**PROBLEM DESCRIPTION:** Find the string "ΕΞΩΣΤΩΝ" in the records. Copy every line it appears in.

[START OF SUPPLIED DATA]

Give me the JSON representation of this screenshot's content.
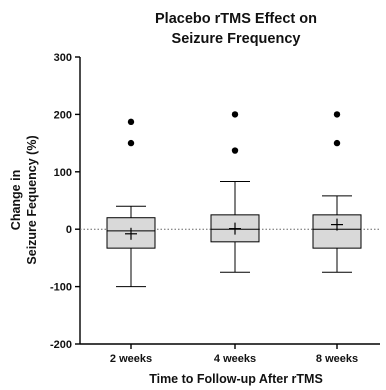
{
  "chart_data": {
    "type": "box",
    "title_lines": [
      "Placebo rTMS Effect on",
      "Seizure Frequency"
    ],
    "xlabel": "Time to Follow-up After rTMS",
    "ylabel_lines": [
      "Change in",
      "Seizure Fequency (%)"
    ],
    "categories": [
      "2 weeks",
      "4 weeks",
      "8 weeks"
    ],
    "ylim": [
      -200,
      300
    ],
    "yticks": [
      -200,
      -100,
      0,
      100,
      200,
      300
    ],
    "reference_line": 0,
    "boxes": [
      {
        "category": "2 weeks",
        "whisker_low": -100,
        "q1": -33,
        "median": -3,
        "q3": 20,
        "whisker_high": 40,
        "mean": -8,
        "outliers": [
          150,
          187
        ]
      },
      {
        "category": "4 weeks",
        "whisker_low": -75,
        "q1": -22,
        "median": 0,
        "q3": 25,
        "whisker_high": 83,
        "mean": 1,
        "outliers": [
          137,
          200
        ]
      },
      {
        "category": "8 weeks",
        "whisker_low": -75,
        "q1": -33,
        "median": 0,
        "q3": 25,
        "whisker_high": 58,
        "mean": 8,
        "outliers": [
          150,
          200
        ]
      }
    ],
    "colors": {
      "box_fill": "#d9d9d9",
      "stroke": "#000000",
      "reference": "#666666"
    }
  }
}
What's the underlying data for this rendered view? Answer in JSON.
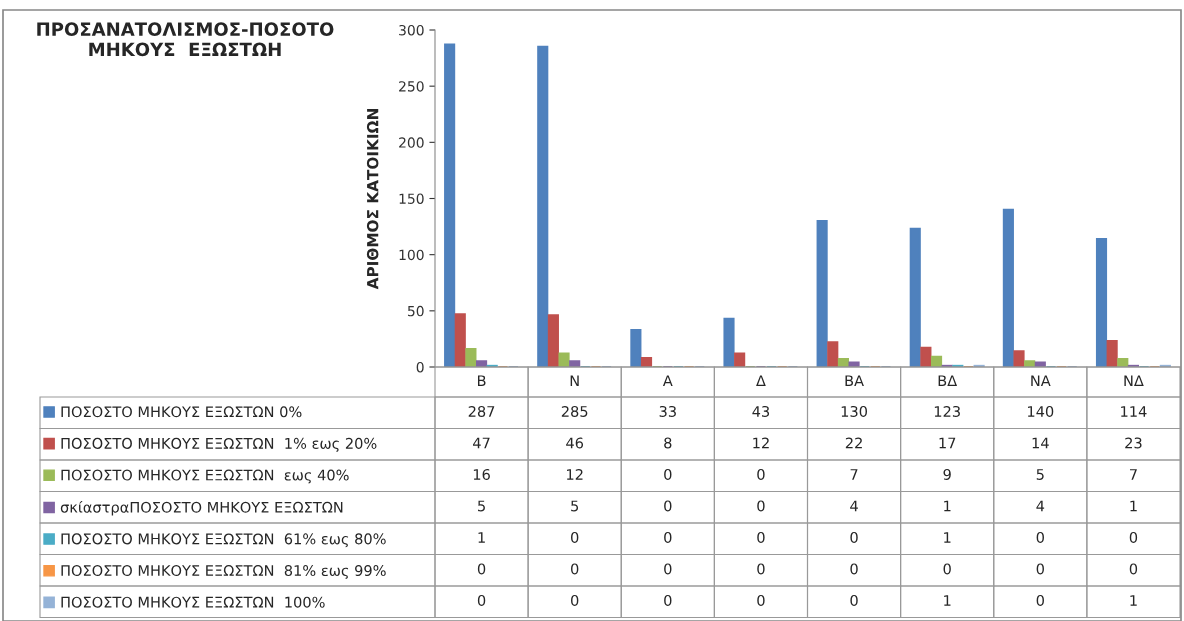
{
  "chart_data": {
    "type": "bar",
    "title": "ΠΡΟΣΑΝΑΤΟΛΙΣΜΟΣ-ΠΟΣΟΤΟ\nΜΗΚΟΥΣ  ΕΞΩΣΤΩΗ",
    "ylabel": "ΑΡΙΘΜΟΣ ΚΑΤΟΙΚΙΩΝ",
    "categories": [
      "B",
      "N",
      "A",
      "Δ",
      "BA",
      "BΔ",
      "NA",
      "NΔ"
    ],
    "series": [
      {
        "name": "ΠΟΣΟΣΤΟ ΜΗΚΟΥΣ ΕΞΩΣΤΩΝ 0%",
        "color": "#4f81bd",
        "values": [
          287,
          285,
          33,
          43,
          130,
          123,
          140,
          114
        ]
      },
      {
        "name": "ΠΟΣΟΣΤΟ ΜΗΚΟΥΣ ΕΞΩΣΤΩΝ  1% εως 20%",
        "color": "#c0504d",
        "values": [
          47,
          46,
          8,
          12,
          22,
          17,
          14,
          23
        ]
      },
      {
        "name": "ΠΟΣΟΣΤΟ ΜΗΚΟΥΣ ΕΞΩΣΤΩΝ  εως 40%",
        "color": "#9bbb59",
        "values": [
          16,
          12,
          0,
          0,
          7,
          9,
          5,
          7
        ]
      },
      {
        "name": "σκίαστραΠΟΣΟΣΤΟ ΜΗΚΟΥΣ ΕΞΩΣΤΩΝ",
        "color": "#8064a2",
        "values": [
          5,
          5,
          0,
          0,
          4,
          1,
          4,
          1
        ]
      },
      {
        "name": "ΠΟΣΟΣΤΟ ΜΗΚΟΥΣ ΕΞΩΣΤΩΝ  61% εως 80%",
        "color": "#4bacc6",
        "values": [
          1,
          0,
          0,
          0,
          0,
          1,
          0,
          0
        ]
      },
      {
        "name": "ΠΟΣΟΣΤΟ ΜΗΚΟΥΣ ΕΞΩΣΤΩΝ  81% εως 99%",
        "color": "#f79646",
        "values": [
          0,
          0,
          0,
          0,
          0,
          0,
          0,
          0
        ]
      },
      {
        "name": "ΠΟΣΟΣΤΟ ΜΗΚΟΥΣ ΕΞΩΣΤΩΝ  100%",
        "color": "#95b3d7",
        "values": [
          0,
          0,
          0,
          0,
          0,
          1,
          0,
          1
        ]
      }
    ],
    "ylim": [
      0,
      300
    ],
    "yticks": [
      0,
      50,
      100,
      150,
      200,
      250,
      300
    ],
    "grid": false,
    "legend": "bottom",
    "data_labels": true
  }
}
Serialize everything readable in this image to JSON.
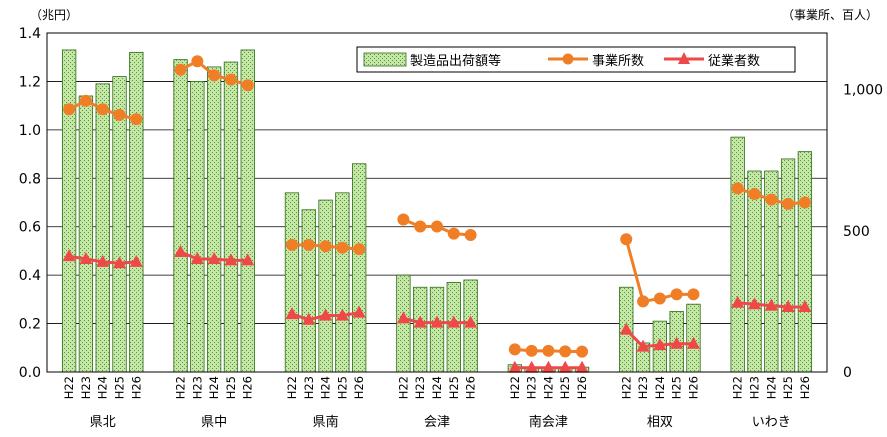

[END OF SUPPLIED DATA]

**PROBLEM SOLUTION:**
        "name": "ΠΟΣΟΣΤΟ ΜΗΚΟΥΣ ΕΞΩΣΤΩΝ 0%",
        "name": "ΠΟΣΟΣΤΟ ΜΗΚΟΥΣ ΕΞΩΣΤΩΝ  1% εως 20%",
        "name": "ΠΟΣΟΣΤΟ ΜΗΚΟΥΣ ΕΞΩΣΤΩΝ  εως 40%",
        "name": "σκίαστραΠΟΣΟΣΤΟ ΜΗΚΟΥΣ ΕΞΩΣΤΩΝ",
        "name": "ΠΟΣΟΣΤΟ ΜΗΚΟΥΣ ΕΞΩΣΤΩΝ  61% εως 80%",
        "name": "ΠΟΣΟΣΤΟ ΜΗΚΟΥΣ ΕΞΩΣΤΩΝ  81% εως 99%",
        "name": "ΠΟΣΟΣΤΟ ΜΗΚΟΥΣ ΕΞΩΣΤΩΝ  100%",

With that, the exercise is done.